Your objective – Say how many lines contain "What"; the answer is the number alone.

Extracted data –

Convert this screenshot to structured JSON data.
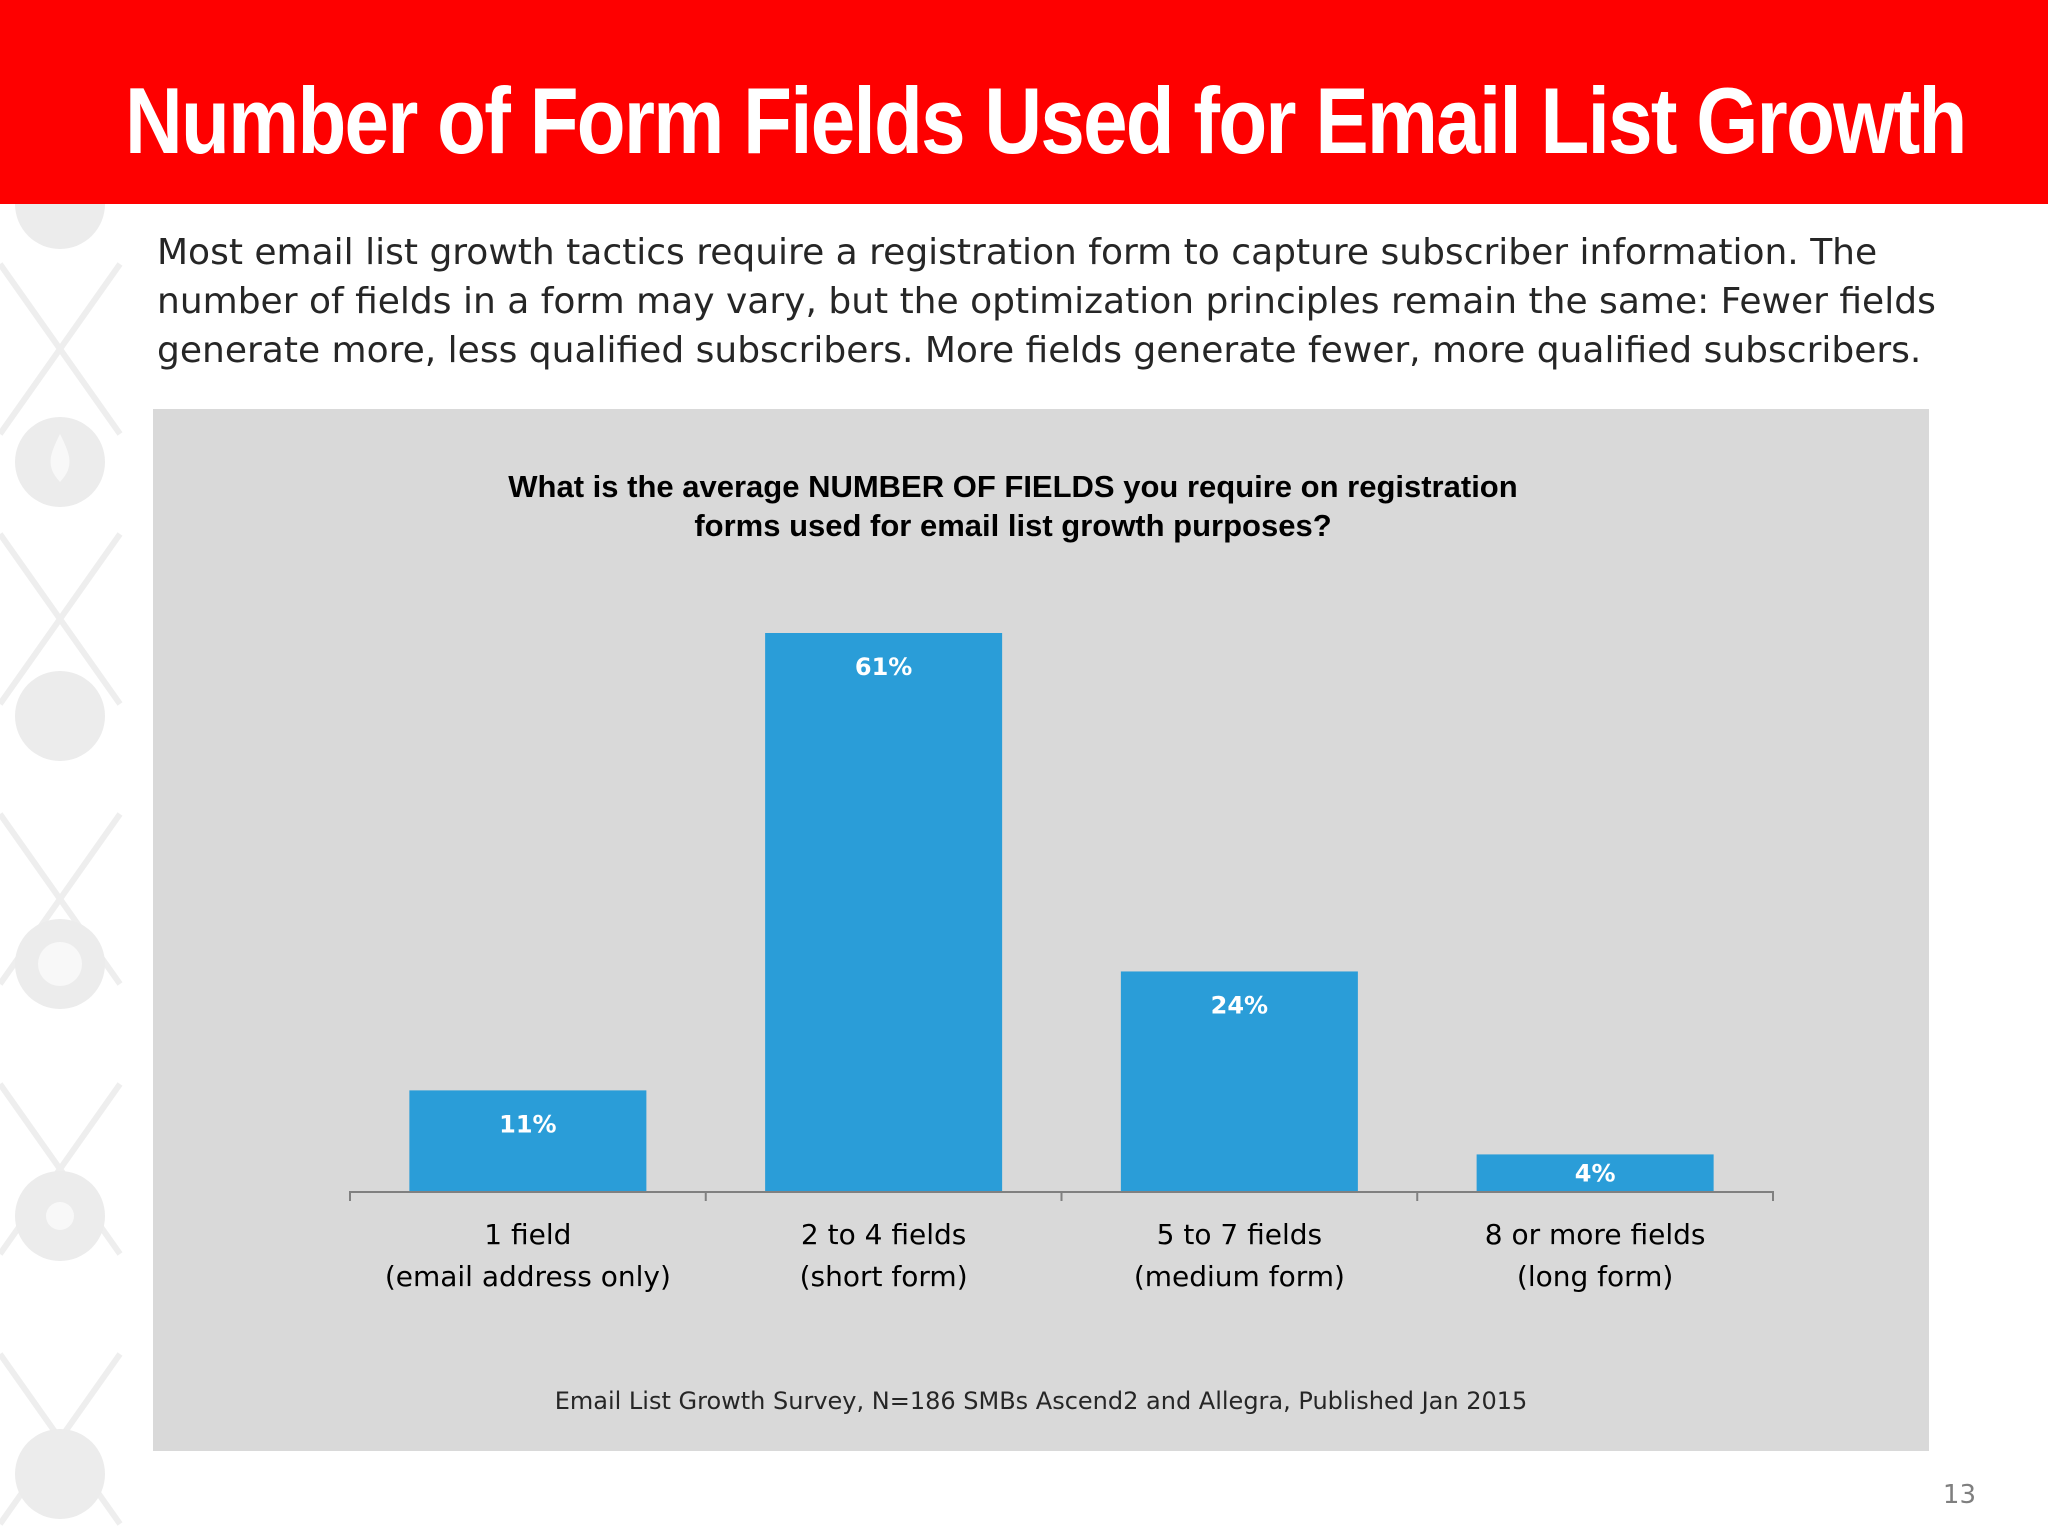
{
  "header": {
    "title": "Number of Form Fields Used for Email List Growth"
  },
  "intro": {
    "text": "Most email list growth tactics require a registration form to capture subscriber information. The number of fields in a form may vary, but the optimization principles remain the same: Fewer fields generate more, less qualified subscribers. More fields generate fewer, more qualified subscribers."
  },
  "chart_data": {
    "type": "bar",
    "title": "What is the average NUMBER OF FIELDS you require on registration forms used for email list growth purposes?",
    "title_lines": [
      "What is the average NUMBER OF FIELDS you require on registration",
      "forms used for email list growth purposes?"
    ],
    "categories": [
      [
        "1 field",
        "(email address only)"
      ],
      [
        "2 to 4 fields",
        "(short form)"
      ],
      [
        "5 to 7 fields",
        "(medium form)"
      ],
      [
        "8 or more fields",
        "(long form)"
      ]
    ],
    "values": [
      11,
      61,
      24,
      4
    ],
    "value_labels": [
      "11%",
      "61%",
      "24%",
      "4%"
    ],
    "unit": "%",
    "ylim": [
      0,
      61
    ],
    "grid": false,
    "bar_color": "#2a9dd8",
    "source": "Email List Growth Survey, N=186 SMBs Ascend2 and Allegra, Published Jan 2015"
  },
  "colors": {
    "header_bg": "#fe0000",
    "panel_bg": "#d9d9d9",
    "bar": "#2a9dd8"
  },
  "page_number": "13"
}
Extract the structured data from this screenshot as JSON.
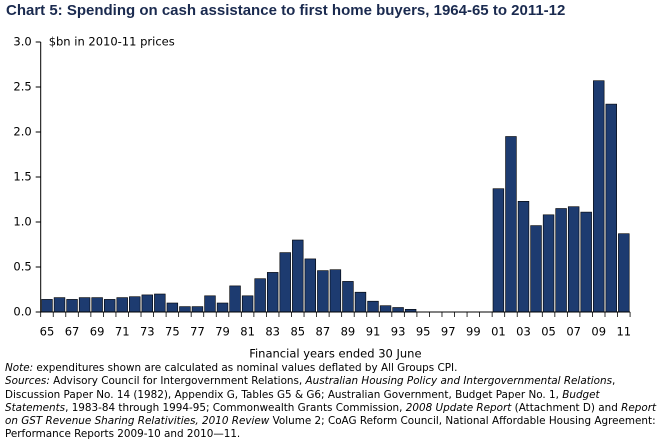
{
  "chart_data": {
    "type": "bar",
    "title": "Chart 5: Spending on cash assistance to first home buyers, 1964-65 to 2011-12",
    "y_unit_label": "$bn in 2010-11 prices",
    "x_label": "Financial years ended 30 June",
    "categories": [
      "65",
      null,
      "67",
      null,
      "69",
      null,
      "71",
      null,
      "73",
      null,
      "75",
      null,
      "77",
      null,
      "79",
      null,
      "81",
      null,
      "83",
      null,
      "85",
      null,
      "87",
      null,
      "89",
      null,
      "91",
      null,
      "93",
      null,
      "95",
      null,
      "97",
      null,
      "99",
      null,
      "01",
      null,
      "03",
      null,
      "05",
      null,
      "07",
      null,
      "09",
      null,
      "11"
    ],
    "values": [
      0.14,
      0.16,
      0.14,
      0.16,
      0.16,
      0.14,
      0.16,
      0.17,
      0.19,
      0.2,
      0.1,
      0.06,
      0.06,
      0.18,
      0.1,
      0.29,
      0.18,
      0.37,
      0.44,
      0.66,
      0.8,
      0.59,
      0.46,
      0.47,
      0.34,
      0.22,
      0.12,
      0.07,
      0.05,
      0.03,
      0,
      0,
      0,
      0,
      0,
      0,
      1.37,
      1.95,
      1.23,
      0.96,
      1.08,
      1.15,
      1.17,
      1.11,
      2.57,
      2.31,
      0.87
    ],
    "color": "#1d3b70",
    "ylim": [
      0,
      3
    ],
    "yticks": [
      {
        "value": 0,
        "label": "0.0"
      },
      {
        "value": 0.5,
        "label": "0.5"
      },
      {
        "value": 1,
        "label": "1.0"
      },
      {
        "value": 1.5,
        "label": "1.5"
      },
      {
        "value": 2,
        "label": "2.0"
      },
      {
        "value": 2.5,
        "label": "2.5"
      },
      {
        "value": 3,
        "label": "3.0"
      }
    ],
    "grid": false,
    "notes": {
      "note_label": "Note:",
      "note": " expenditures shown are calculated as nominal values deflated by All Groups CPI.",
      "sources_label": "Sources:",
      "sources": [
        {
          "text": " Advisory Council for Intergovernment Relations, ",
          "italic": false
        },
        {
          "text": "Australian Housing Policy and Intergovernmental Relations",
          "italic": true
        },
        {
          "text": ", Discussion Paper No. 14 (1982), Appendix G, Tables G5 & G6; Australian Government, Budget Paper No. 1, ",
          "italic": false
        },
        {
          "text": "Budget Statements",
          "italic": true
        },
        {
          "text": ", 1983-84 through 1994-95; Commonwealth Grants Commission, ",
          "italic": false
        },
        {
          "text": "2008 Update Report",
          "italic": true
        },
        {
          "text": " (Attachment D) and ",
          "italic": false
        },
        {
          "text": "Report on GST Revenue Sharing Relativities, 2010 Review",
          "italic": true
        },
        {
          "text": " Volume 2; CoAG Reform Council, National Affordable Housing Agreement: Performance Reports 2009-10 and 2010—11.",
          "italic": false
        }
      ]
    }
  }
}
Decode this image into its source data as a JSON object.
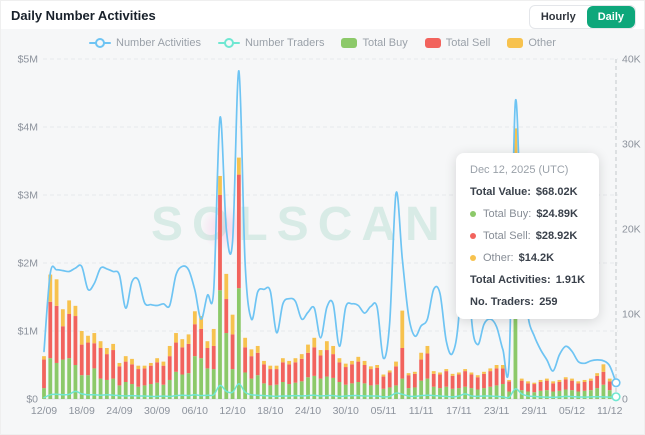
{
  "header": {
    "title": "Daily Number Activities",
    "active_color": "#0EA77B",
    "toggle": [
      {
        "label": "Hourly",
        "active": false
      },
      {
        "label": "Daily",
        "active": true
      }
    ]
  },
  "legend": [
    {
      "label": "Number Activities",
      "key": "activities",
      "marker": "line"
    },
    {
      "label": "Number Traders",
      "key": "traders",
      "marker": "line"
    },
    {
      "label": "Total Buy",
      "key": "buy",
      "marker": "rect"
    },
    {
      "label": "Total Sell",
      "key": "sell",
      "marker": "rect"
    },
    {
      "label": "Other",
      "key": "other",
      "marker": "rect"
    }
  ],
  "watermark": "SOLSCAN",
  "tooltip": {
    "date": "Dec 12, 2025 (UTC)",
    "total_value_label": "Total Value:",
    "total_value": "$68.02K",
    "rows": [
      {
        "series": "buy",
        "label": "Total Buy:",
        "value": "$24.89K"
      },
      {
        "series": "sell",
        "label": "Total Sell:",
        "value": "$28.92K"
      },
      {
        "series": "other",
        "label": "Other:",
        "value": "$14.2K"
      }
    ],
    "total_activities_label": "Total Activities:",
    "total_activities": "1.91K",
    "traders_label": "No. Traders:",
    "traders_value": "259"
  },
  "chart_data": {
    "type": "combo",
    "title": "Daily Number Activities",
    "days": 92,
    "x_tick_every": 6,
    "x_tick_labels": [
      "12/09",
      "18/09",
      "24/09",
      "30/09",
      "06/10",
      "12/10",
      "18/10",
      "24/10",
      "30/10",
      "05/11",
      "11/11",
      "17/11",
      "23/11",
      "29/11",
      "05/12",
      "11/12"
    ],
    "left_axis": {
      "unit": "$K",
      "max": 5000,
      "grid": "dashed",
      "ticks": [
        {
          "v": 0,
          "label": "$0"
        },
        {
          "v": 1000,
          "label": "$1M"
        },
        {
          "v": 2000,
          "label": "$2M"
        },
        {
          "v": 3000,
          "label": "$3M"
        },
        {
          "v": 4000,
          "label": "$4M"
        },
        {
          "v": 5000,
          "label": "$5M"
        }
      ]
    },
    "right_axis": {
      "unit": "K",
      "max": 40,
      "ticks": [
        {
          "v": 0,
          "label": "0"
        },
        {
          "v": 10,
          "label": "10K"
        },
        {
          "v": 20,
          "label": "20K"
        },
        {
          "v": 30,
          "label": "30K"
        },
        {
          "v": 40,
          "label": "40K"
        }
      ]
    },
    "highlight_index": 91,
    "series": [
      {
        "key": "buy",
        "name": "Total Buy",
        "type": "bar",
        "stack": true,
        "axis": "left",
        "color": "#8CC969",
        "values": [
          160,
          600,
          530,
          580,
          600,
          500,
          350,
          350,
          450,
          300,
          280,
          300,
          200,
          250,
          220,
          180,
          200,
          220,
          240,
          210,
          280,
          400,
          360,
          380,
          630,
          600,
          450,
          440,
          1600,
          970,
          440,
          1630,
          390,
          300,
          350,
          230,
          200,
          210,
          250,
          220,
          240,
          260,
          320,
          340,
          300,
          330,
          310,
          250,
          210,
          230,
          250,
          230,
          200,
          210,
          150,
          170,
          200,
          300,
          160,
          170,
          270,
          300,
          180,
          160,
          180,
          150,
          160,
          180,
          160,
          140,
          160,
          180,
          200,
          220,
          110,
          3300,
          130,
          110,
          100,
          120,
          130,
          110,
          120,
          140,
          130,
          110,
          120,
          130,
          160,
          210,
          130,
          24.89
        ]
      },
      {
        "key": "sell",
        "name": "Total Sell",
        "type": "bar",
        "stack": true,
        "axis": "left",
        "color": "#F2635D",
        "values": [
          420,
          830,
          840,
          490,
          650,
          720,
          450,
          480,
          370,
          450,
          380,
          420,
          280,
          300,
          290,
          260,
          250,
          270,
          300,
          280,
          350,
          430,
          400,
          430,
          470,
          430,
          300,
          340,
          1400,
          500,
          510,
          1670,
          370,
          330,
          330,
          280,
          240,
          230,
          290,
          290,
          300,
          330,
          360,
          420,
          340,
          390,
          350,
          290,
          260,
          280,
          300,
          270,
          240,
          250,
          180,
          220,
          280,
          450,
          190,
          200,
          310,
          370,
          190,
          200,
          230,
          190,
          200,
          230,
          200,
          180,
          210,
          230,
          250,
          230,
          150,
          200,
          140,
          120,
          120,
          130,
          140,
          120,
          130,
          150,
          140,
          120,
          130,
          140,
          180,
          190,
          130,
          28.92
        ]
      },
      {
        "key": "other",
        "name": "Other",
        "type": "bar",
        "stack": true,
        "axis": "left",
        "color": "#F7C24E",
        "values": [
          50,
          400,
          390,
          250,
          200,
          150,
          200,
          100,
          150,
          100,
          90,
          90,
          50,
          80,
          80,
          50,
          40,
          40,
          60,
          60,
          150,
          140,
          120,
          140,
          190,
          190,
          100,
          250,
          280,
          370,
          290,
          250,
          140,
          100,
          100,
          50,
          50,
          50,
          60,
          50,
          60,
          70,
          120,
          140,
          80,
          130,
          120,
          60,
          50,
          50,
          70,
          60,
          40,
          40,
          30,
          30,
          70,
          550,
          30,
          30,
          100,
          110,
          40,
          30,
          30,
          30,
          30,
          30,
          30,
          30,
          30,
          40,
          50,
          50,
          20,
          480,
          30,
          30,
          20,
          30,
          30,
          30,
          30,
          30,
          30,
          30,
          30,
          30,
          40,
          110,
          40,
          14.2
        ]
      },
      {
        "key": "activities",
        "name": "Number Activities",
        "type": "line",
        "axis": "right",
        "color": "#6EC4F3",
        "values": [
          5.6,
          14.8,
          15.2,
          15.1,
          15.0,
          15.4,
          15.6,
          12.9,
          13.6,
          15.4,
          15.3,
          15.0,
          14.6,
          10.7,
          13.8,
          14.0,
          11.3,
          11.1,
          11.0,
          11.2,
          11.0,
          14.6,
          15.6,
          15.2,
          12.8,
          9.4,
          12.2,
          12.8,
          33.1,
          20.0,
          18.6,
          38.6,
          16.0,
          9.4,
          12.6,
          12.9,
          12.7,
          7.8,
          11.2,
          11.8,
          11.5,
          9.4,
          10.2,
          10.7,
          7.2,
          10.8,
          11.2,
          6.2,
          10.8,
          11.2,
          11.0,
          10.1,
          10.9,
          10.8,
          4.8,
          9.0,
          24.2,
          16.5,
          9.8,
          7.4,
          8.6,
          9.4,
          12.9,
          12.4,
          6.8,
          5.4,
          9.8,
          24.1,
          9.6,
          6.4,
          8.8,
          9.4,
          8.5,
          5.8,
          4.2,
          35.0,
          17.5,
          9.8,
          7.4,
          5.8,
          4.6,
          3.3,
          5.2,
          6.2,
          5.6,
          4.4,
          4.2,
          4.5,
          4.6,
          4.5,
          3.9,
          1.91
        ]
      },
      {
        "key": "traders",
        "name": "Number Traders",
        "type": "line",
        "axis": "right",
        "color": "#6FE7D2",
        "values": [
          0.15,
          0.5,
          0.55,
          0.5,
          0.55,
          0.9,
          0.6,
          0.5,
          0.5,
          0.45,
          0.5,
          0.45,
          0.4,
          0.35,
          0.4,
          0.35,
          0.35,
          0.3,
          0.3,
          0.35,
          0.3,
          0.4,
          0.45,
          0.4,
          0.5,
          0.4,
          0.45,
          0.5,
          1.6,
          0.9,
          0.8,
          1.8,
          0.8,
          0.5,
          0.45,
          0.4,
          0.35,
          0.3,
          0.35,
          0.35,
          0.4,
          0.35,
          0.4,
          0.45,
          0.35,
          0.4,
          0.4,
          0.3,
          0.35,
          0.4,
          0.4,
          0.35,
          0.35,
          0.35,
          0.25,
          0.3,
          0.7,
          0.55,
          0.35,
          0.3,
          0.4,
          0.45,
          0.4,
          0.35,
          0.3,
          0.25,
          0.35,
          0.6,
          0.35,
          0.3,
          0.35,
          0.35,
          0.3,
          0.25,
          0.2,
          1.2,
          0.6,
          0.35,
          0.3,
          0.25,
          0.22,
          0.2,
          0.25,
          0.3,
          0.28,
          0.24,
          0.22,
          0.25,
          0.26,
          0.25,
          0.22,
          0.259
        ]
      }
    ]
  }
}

The completed task – 2